§ Set exercise
Report how many lines hold the word "FLORIDA"; give nothing but the number.

(Source records)
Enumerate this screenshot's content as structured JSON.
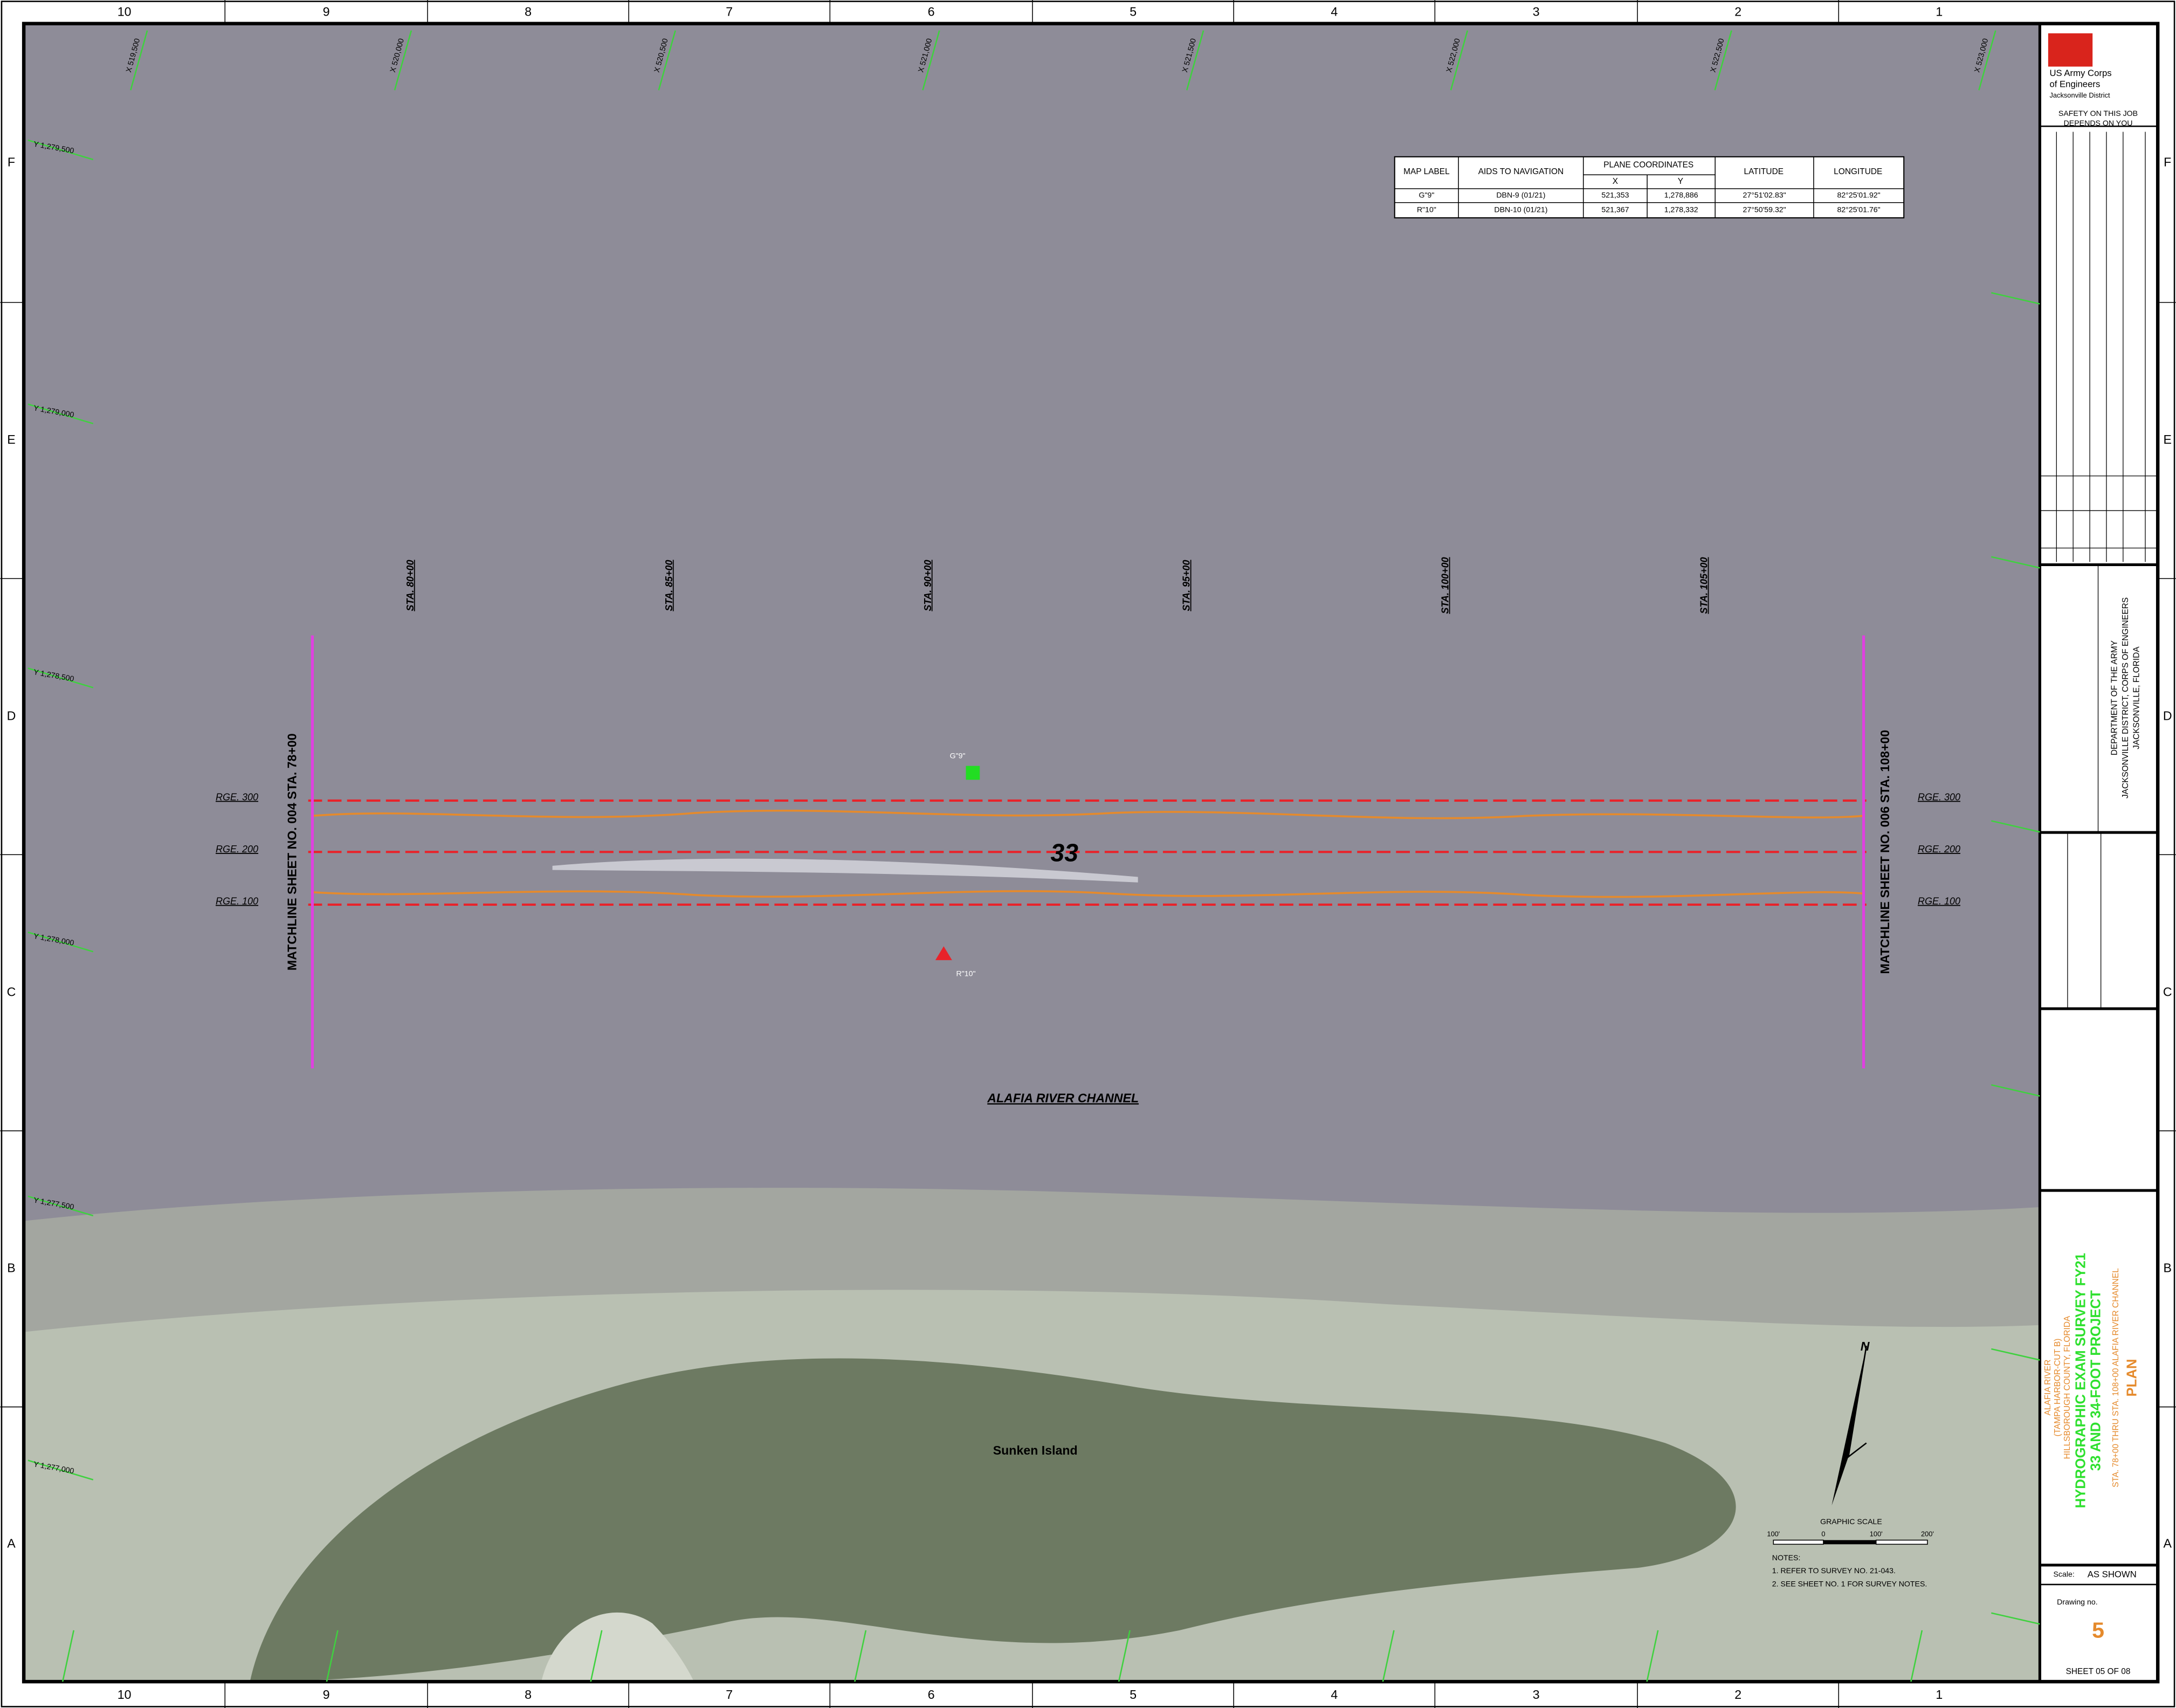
{
  "grid": {
    "columns": [
      "10",
      "9",
      "8",
      "7",
      "6",
      "5",
      "4",
      "3",
      "2",
      "1"
    ],
    "rows": [
      "F",
      "E",
      "D",
      "C",
      "B",
      "A"
    ]
  },
  "coordinates": {
    "x": [
      "X 519,500",
      "X 520,000",
      "X 520,500",
      "X 521,000",
      "X 521,500",
      "X 522,000",
      "X 522,500",
      "X 523,000"
    ],
    "y": [
      "Y 1,279,500",
      "Y 1,279,000",
      "Y 1,278,500",
      "Y 1,278,000",
      "Y 1,277,500",
      "Y 1,277,000"
    ]
  },
  "map": {
    "stations": [
      "STA. 80+00",
      "STA. 85+00",
      "STA. 90+00",
      "STA. 95+00",
      "STA. 100+00",
      "STA. 105+00"
    ],
    "ranges": [
      "RGE. 300",
      "RGE. 200",
      "RGE. 100"
    ],
    "matchlines": [
      "MATCHLINE SHEET NO. 004 STA. 78+00",
      "MATCHLINE SHEET NO. 006 STA. 108+00"
    ],
    "channel_name": "ALAFIA RIVER CHANNEL",
    "depth_label": "33",
    "island": "Sunken Island",
    "aids": [
      "G\"9\"",
      "R\"10\""
    ]
  },
  "table": {
    "headers": [
      "MAP LABEL",
      "AIDS TO NAVIGATION",
      "PLANE COORDINATES",
      "X",
      "Y",
      "LATITUDE",
      "LONGITUDE"
    ],
    "rows": [
      [
        "G\"9\"",
        "DBN-9 (01/21)",
        "521,353",
        "1,278,886",
        "27°51'02.83\"",
        "82°25'01.92\""
      ],
      [
        "R\"10\"",
        "DBN-10 (01/21)",
        "521,367",
        "1,278,332",
        "27°50'59.32\"",
        "82°25'01.76\""
      ]
    ]
  },
  "scale_bar": {
    "title": "GRAPHIC SCALE",
    "ticks": [
      "100'",
      "0",
      "100'",
      "200'"
    ],
    "north": "N"
  },
  "notes": [
    "NOTES:",
    "1. REFER TO SURVEY NO. 21-043.",
    "2. SEE SHEET NO. 1 FOR SURVEY NOTES."
  ],
  "title_block": {
    "agency": [
      "US Army Corps",
      "of Engineers",
      "Jacksonville District"
    ],
    "safety": [
      "SAFETY ON THIS JOB",
      "DEPENDS ON YOU"
    ],
    "department": [
      "DEPARTMENT OF THE ARMY",
      "JACKSONVILLE DISTRICT, CORPS OF ENGINEERS",
      "JACKSONVILLE, FLORIDA"
    ],
    "project": [
      "ALAFIA RIVER",
      "(TAMPA HARBOR-CUT B)",
      "HILLSBOROUGH COUNTY, FLORIDA"
    ],
    "survey": [
      "HYDROGRAPHIC EXAM SURVEY FY21",
      "33 AND 34-FOOT PROJECT"
    ],
    "subtitle": "STA. 78+00 THRU STA. 108+00 ALAFIA RIVER CHANNEL",
    "sheet_title": "PLAN",
    "scale_label": "Scale:",
    "scale_value": "AS SHOWN",
    "drawing_label": "Drawing no.",
    "drawing_no": "5",
    "sheet": "SHEET 05 OF 08"
  }
}
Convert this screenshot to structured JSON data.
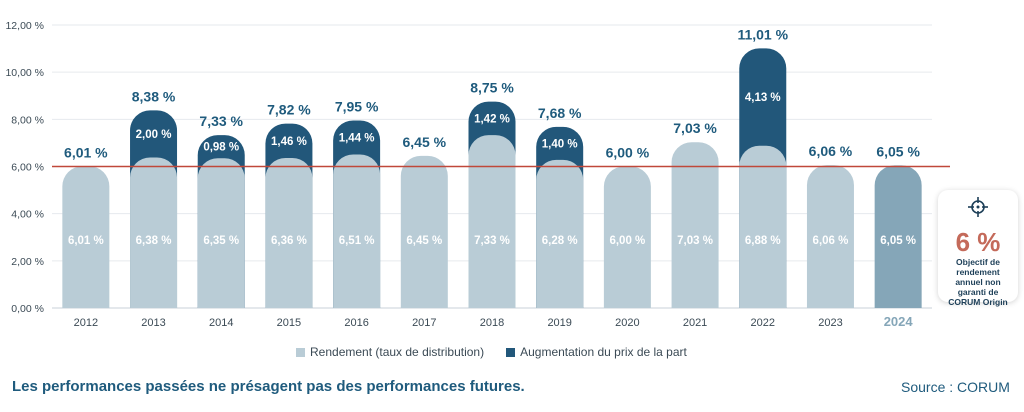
{
  "chart_data": {
    "type": "bar",
    "stacked": true,
    "categories": [
      "2012",
      "2013",
      "2014",
      "2015",
      "2016",
      "2017",
      "2018",
      "2019",
      "2020",
      "2021",
      "2022",
      "2023",
      "2024"
    ],
    "series": [
      {
        "name": "Rendement (taux de distribution)",
        "values": [
          6.01,
          6.38,
          6.35,
          6.36,
          6.51,
          6.45,
          7.33,
          6.28,
          6.0,
          7.03,
          6.88,
          6.06,
          6.05
        ],
        "labels": [
          "6,01 %",
          "6,38 %",
          "6,35 %",
          "6,36 %",
          "6,51 %",
          "6,45 %",
          "7,33 %",
          "6,28 %",
          "6,00 %",
          "7,03 %",
          "6,88 %",
          "6,06 %",
          "6,05 %"
        ]
      },
      {
        "name": "Augmentation du prix de la part",
        "values": [
          0,
          2.0,
          0.98,
          1.46,
          1.44,
          0,
          1.42,
          1.4,
          0,
          0,
          4.13,
          0,
          0
        ],
        "labels": [
          "",
          "2,00 %",
          "0,98 %",
          "1,46 %",
          "1,44 %",
          "",
          "1,42 %",
          "1,40 %",
          "",
          "",
          "4,13 %",
          "",
          ""
        ]
      }
    ],
    "totals": [
      6.01,
      8.38,
      7.33,
      7.82,
      7.95,
      6.45,
      8.75,
      7.68,
      6.0,
      7.03,
      11.01,
      6.06,
      6.05
    ],
    "total_labels": [
      "6,01 %",
      "8,38 %",
      "7,33 %",
      "7,82 %",
      "7,95 %",
      "6,45 %",
      "8,75 %",
      "7,68 %",
      "6,00 %",
      "7,03 %",
      "11,01 %",
      "6,06 %",
      "6,05 %"
    ],
    "highlight_category": "2024",
    "yticks": [
      "0,00 %",
      "2,00 %",
      "4,00 %",
      "6,00 %",
      "8,00 %",
      "10,00 %",
      "12,00 %"
    ],
    "ylim": [
      0,
      12
    ],
    "reference_line": 6.0,
    "colors": {
      "rendement": "#b9ccd6",
      "augmentation": "#22577a",
      "highlight": "#85a6b8",
      "reference": "#c0483a",
      "total_text": "#1f5b7d",
      "axis_text": "#3b4a55"
    }
  },
  "legend": {
    "rendement": "Rendement (taux de distribution)",
    "augmentation": "Augmentation du prix de la part"
  },
  "objective": {
    "value": "6 %",
    "text": "Objectif de rendement annuel non garanti de CORUM Origin"
  },
  "footer": {
    "note": "Les performances passées ne présagent pas des performances futures.",
    "source": "Source : CORUM"
  }
}
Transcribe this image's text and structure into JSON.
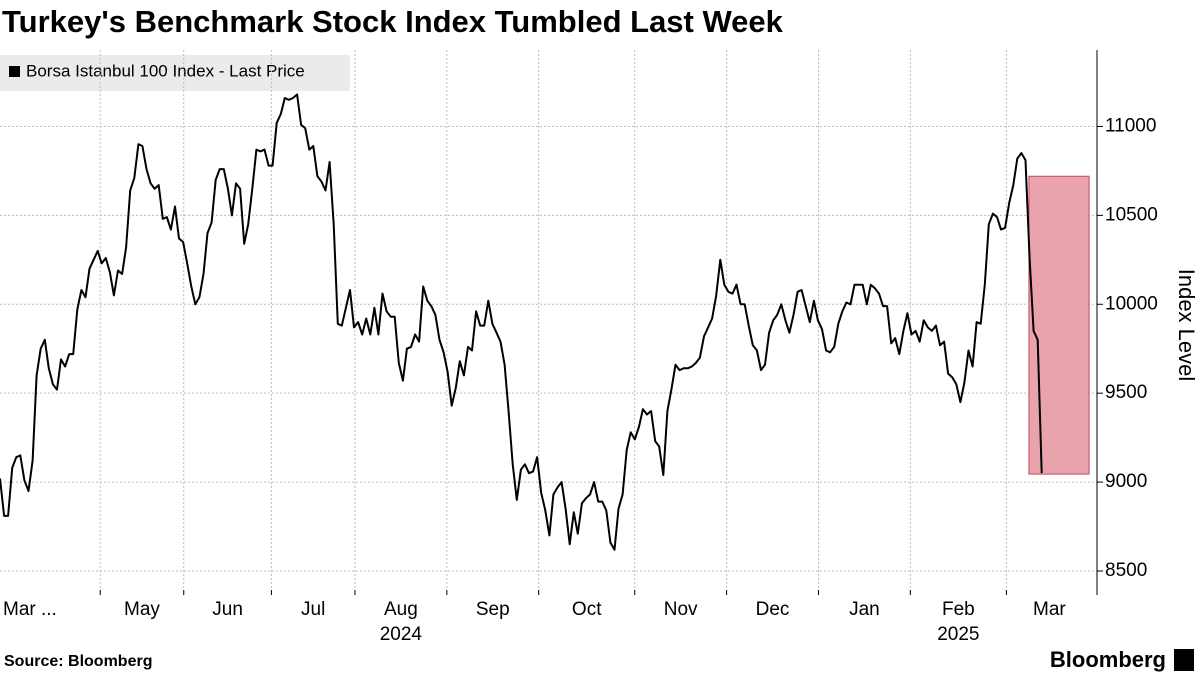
{
  "chart_data": {
    "type": "line",
    "title": "Turkey's Benchmark Stock Index Tumbled Last Week",
    "y_axis_label": "Index Level",
    "source": "Source: Bloomberg",
    "brand": "Bloomberg",
    "series": [
      {
        "name": "Borsa Istanbul 100 Index - Last Price",
        "color": "#000000",
        "values": [
          9020,
          8810,
          8810,
          9080,
          9140,
          9150,
          9010,
          8950,
          9120,
          9600,
          9750,
          9800,
          9640,
          9550,
          9520,
          9690,
          9650,
          9720,
          9720,
          9970,
          10080,
          10040,
          10200,
          10250,
          10300,
          10230,
          10260,
          10180,
          10050,
          10190,
          10170,
          10320,
          10640,
          10710,
          10900,
          10890,
          10760,
          10680,
          10650,
          10670,
          10480,
          10490,
          10420,
          10550,
          10370,
          10350,
          10230,
          10100,
          10000,
          10040,
          10170,
          10400,
          10460,
          10700,
          10760,
          10760,
          10650,
          10500,
          10680,
          10650,
          10340,
          10450,
          10650,
          10870,
          10860,
          10870,
          10780,
          10780,
          11020,
          11070,
          11160,
          11150,
          11160,
          11180,
          11010,
          10990,
          10870,
          10890,
          10720,
          10690,
          10640,
          10800,
          10450,
          9890,
          9880,
          9980,
          10080,
          9870,
          9900,
          9830,
          9920,
          9830,
          9980,
          9830,
          10060,
          9960,
          9930,
          9930,
          9670,
          9570,
          9750,
          9760,
          9830,
          9790,
          10100,
          10020,
          9990,
          9940,
          9800,
          9730,
          9620,
          9430,
          9530,
          9680,
          9600,
          9760,
          9740,
          9960,
          9880,
          9880,
          10020,
          9890,
          9840,
          9790,
          9660,
          9390,
          9100,
          8900,
          9070,
          9100,
          9050,
          9060,
          9140,
          8940,
          8840,
          8700,
          8930,
          8970,
          9000,
          8850,
          8650,
          8830,
          8710,
          8880,
          8910,
          8930,
          9000,
          8890,
          8890,
          8840,
          8660,
          8620,
          8850,
          8930,
          9180,
          9280,
          9240,
          9310,
          9410,
          9380,
          9400,
          9230,
          9200,
          9040,
          9400,
          9520,
          9660,
          9630,
          9640,
          9640,
          9650,
          9670,
          9700,
          9820,
          9870,
          9920,
          10050,
          10250,
          10110,
          10070,
          10060,
          10110,
          10000,
          10000,
          9880,
          9770,
          9740,
          9630,
          9660,
          9840,
          9910,
          9940,
          10000,
          9910,
          9840,
          9940,
          10070,
          10080,
          9990,
          9900,
          10020,
          9910,
          9860,
          9740,
          9730,
          9760,
          9890,
          9960,
          10010,
          10000,
          10110,
          10110,
          10110,
          10000,
          10110,
          10090,
          10060,
          9990,
          9990,
          9780,
          9810,
          9720,
          9850,
          9950,
          9830,
          9850,
          9790,
          9910,
          9870,
          9850,
          9880,
          9770,
          9790,
          9610,
          9590,
          9550,
          9450,
          9560,
          9740,
          9650,
          9900,
          9890,
          10110,
          10450,
          10510,
          10490,
          10420,
          10430,
          10570,
          10670,
          10820,
          10850,
          10810,
          10270,
          9850,
          9800,
          9050
        ]
      }
    ],
    "xlim": [
      0,
      262.7
    ],
    "xticks": [
      24,
      44,
      65,
      85,
      107,
      129,
      152,
      174,
      196,
      218,
      241
    ],
    "x_labels": [
      {
        "label": "Mar ..."
      },
      {
        "label": "May"
      },
      {
        "label": "Jun"
      },
      {
        "label": "Jul"
      },
      {
        "label": "Aug",
        "year": "2024"
      },
      {
        "label": "Sep"
      },
      {
        "label": "Oct"
      },
      {
        "label": "Nov"
      },
      {
        "label": "Dec"
      },
      {
        "label": "Jan"
      },
      {
        "label": "Feb",
        "year": "2025"
      },
      {
        "label": "Mar"
      }
    ],
    "ylim": [
      8365,
      11430
    ],
    "yticks": [
      8500,
      9000,
      9500,
      10000,
      10500,
      11000
    ],
    "grid": true,
    "highlight": {
      "xlim": [
        246.4,
        260.8
      ],
      "ylim": [
        9045,
        10720
      ],
      "color": "#e8a3ad"
    }
  }
}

§ Answer to this problem
2